== GIVEN INSTRUCTION ==
Please report every line from the material that contains the word "name".

(Stored items)
* start *

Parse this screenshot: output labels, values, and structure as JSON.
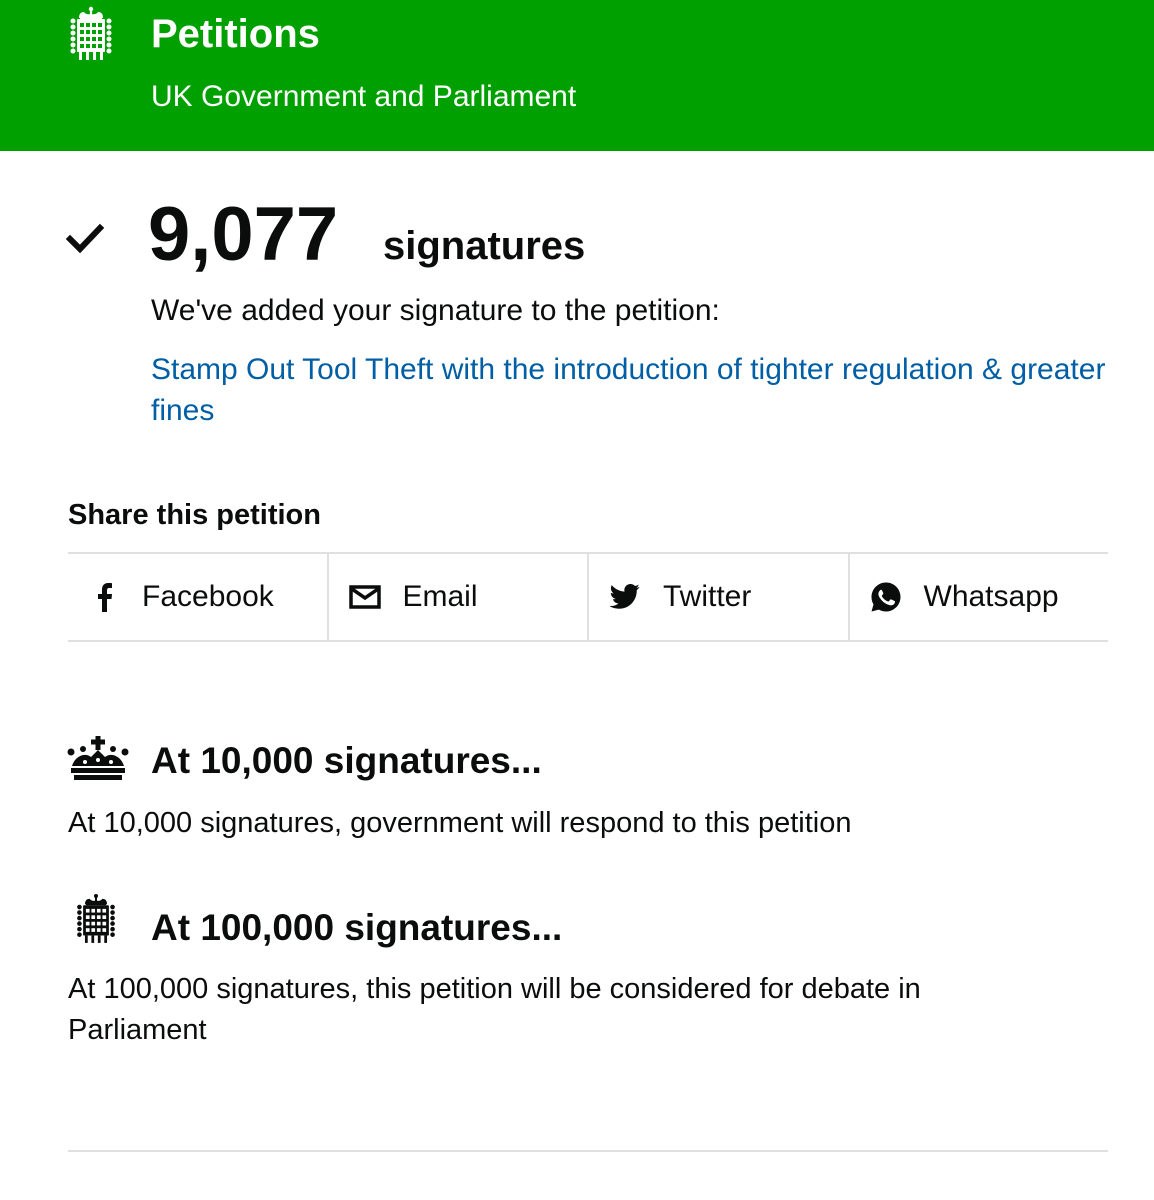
{
  "header": {
    "title": "Petitions",
    "subtitle": "UK Government and Parliament",
    "background_color": "#00a000",
    "logo_icon": "portcullis-icon"
  },
  "signature": {
    "count": "9,077",
    "label": "signatures",
    "confirmation": "We've added your signature to the petition:",
    "petition_title": "Stamp Out Tool Theft with the introduction of tighter regulation & greater fines",
    "link_color": "#005ea5",
    "status_icon": "checkmark-icon"
  },
  "share": {
    "heading": "Share this petition",
    "buttons": [
      {
        "label": "Facebook",
        "icon": "facebook-icon"
      },
      {
        "label": "Email",
        "icon": "envelope-icon"
      },
      {
        "label": "Twitter",
        "icon": "twitter-icon"
      },
      {
        "label": "Whatsapp",
        "icon": "whatsapp-icon"
      }
    ]
  },
  "thresholds": [
    {
      "heading": "At 10,000 signatures...",
      "body": "At 10,000 signatures, government will respond to this petition",
      "icon": "crown-icon"
    },
    {
      "heading": "At 100,000 signatures...",
      "body": "At 100,000 signatures, this petition will be considered for debate in Parliament",
      "icon": "portcullis-icon"
    }
  ]
}
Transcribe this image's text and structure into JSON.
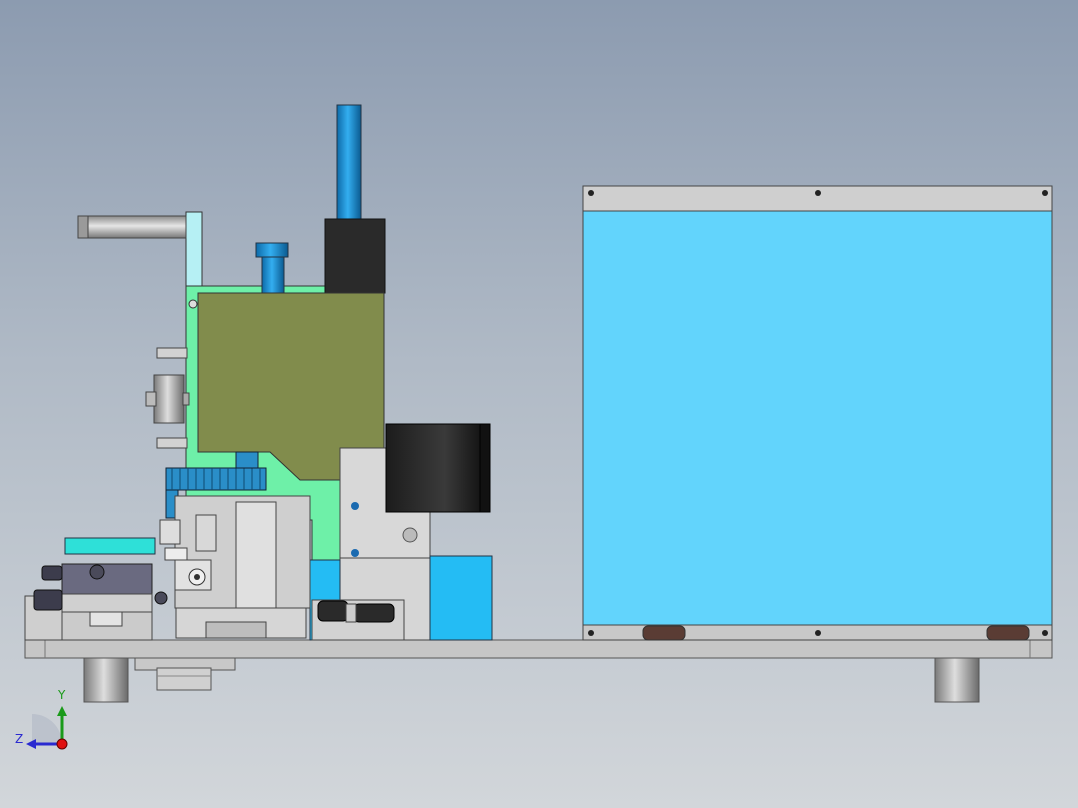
{
  "view": {
    "background_top": "#8c9bb0",
    "background_bottom": "#d2d6da"
  },
  "triad": {
    "y_label": "Y",
    "z_label": "Z",
    "y_color": "#1a9a1a",
    "z_color": "#2a2ad0",
    "x_color": "#e01010"
  },
  "colors": {
    "cabinet_panel": "#62d4fc",
    "frame_metal": "#c8c8c8",
    "olive_block": "#818c4c",
    "green_plate": "#6ef0a8",
    "cylinder_blue": "#1a8ad0",
    "motor_dark": "#2a2a2a",
    "slide_purple": "#6a6a80",
    "blue_block": "#24bcf4"
  }
}
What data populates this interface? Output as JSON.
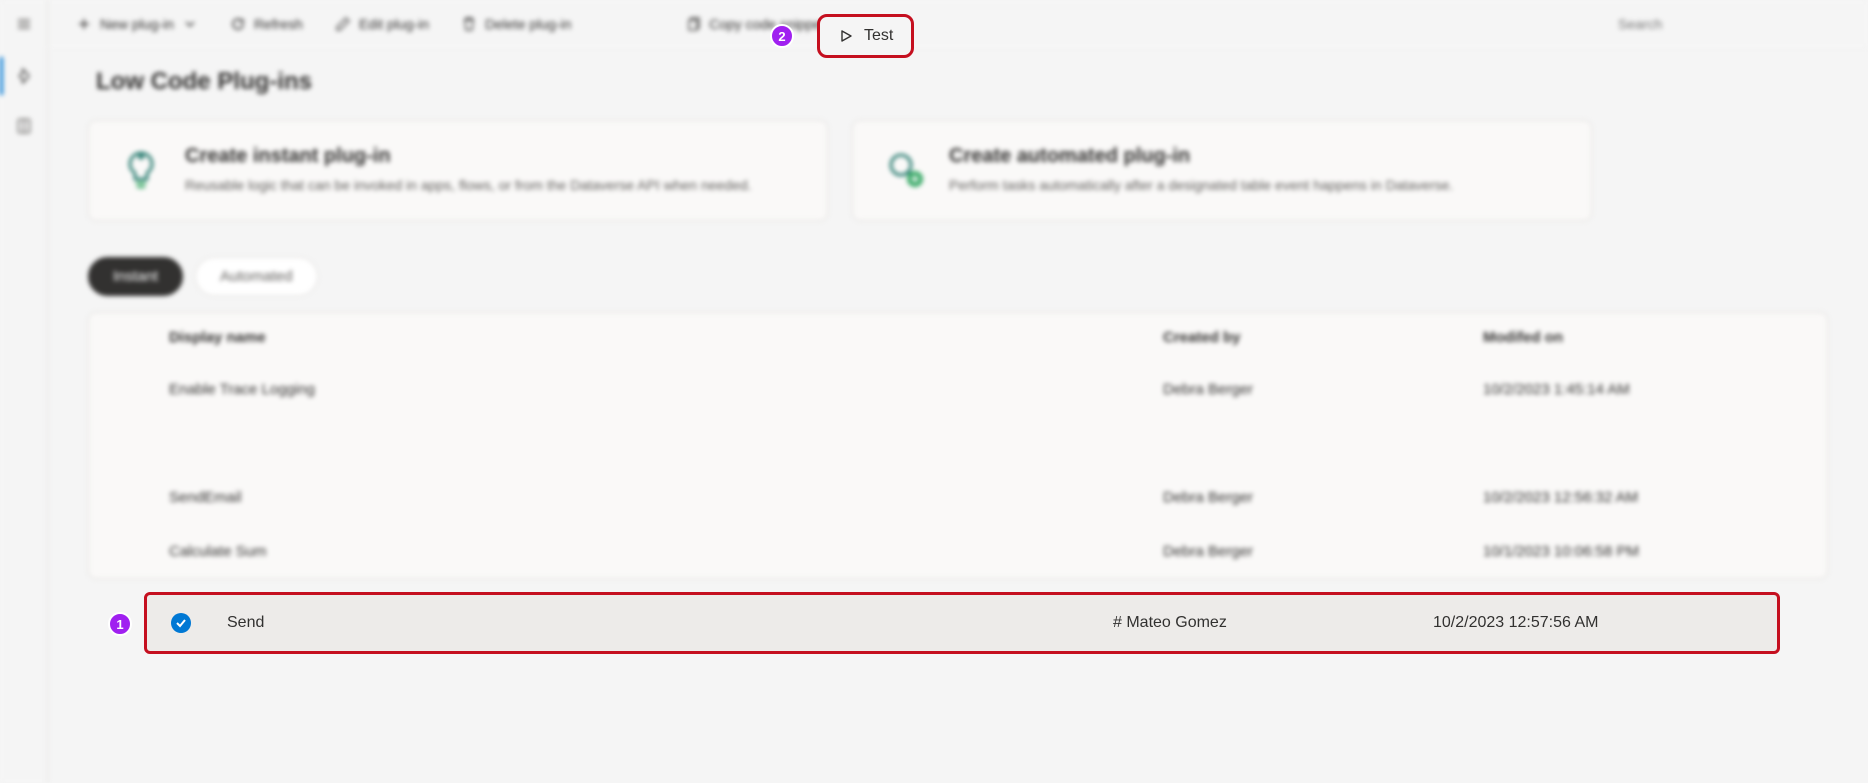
{
  "toolbar": {
    "new_plugin": "New plug-in",
    "refresh": "Refresh",
    "edit": "Edit plug-in",
    "delete": "Delete plug-in",
    "test": "Test",
    "copy": "Copy code snippet",
    "search_placeholder": "Search"
  },
  "page": {
    "title": "Low Code Plug-ins"
  },
  "cards": {
    "instant": {
      "title": "Create instant plug-in",
      "desc": "Reusable logic that can be invoked in apps, flows, or from the Dataverse API when needed."
    },
    "automated": {
      "title": "Create automated plug-in",
      "desc": "Perform tasks automatically after a designated table event happens in Dataverse."
    }
  },
  "tabs": {
    "instant": "Instant",
    "automated": "Automated"
  },
  "table": {
    "headers": {
      "display_name": "Display name",
      "created_by": "Created by",
      "modified_on": "Modifed on"
    },
    "rows": [
      {
        "name": "Enable Trace Logging",
        "created": "Debra Berger",
        "modified": "10/2/2023 1:45:14 AM",
        "selected": false
      },
      {
        "name": "Send",
        "created": "# Mateo Gomez",
        "modified": "10/2/2023 12:57:56 AM",
        "selected": true
      },
      {
        "name": "SendEmail",
        "created": "Debra Berger",
        "modified": "10/2/2023 12:56:32 AM",
        "selected": false
      },
      {
        "name": "Calculate Sum",
        "created": "Debra Berger",
        "modified": "10/1/2023 10:06:58 PM",
        "selected": false
      }
    ]
  },
  "annotations": {
    "one": "1",
    "two": "2"
  }
}
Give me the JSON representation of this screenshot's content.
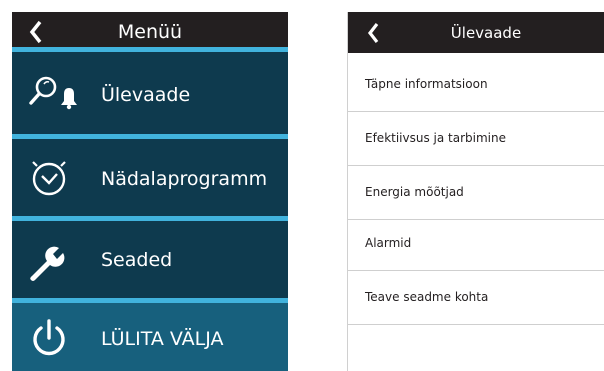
{
  "left": {
    "title": "Menüü",
    "items": [
      {
        "label": "Ülevaade",
        "icon": "search-bell-icon"
      },
      {
        "label": "Nädalaprogramm",
        "icon": "clock-icon"
      },
      {
        "label": "Seaded",
        "icon": "wrench-icon"
      },
      {
        "label": "LÜLITA VÄLJA",
        "icon": "power-icon"
      }
    ]
  },
  "right": {
    "title": "Ülevaade",
    "items": [
      {
        "label": "Täpne informatsioon"
      },
      {
        "label": "Efektiivsus ja tarbimine"
      },
      {
        "label": "Energia mõõtjad"
      },
      {
        "label": "Alarmid"
      },
      {
        "label": "Teave seadme kohta"
      }
    ]
  },
  "colors": {
    "header_bg": "#231f20",
    "menu_bg": "#0e3a4e",
    "power_bg": "#17607d",
    "accent": "#41b3dd"
  }
}
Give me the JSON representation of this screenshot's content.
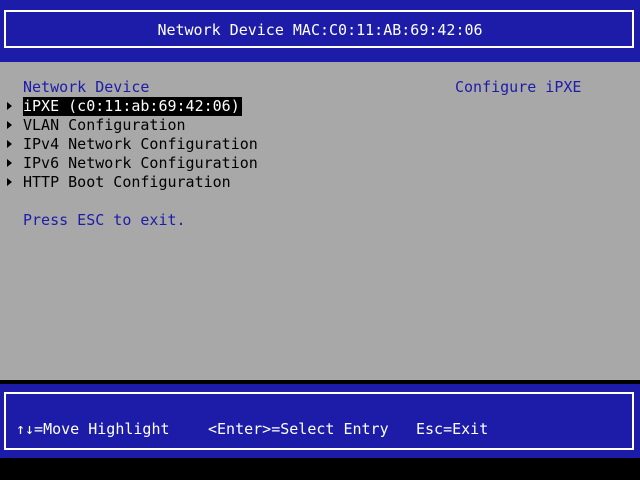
{
  "header": {
    "title": "Network Device MAC:C0:11:AB:69:42:06"
  },
  "main": {
    "section_title": "Network Device",
    "help_text": "Configure iPXE",
    "menu_items": [
      {
        "label": "iPXE (c0:11:ab:69:42:06)",
        "selected": true
      },
      {
        "label": "VLAN Configuration",
        "selected": false
      },
      {
        "label": "IPv4 Network Configuration",
        "selected": false
      },
      {
        "label": "IPv6 Network Configuration",
        "selected": false
      },
      {
        "label": "HTTP Boot Configuration",
        "selected": false
      }
    ],
    "exit_hint": "Press ESC to exit."
  },
  "footer": {
    "move_hint": "↑↓=Move Highlight",
    "select_hint": "<Enter>=Select Entry",
    "exit_hint": "Esc=Exit"
  },
  "colors": {
    "bios_blue": "#1c1ca8",
    "panel_gray": "#a8a8a8",
    "highlight_bg": "#000000",
    "highlight_fg": "#ffffff"
  }
}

* end *

== FULL RESPONSE ==
      "display_name": "Display name",
        "name": "Enable Trace Logging",
        "name": "Send",
        "name": "SendEmail",
        "name": "Calculate Sum",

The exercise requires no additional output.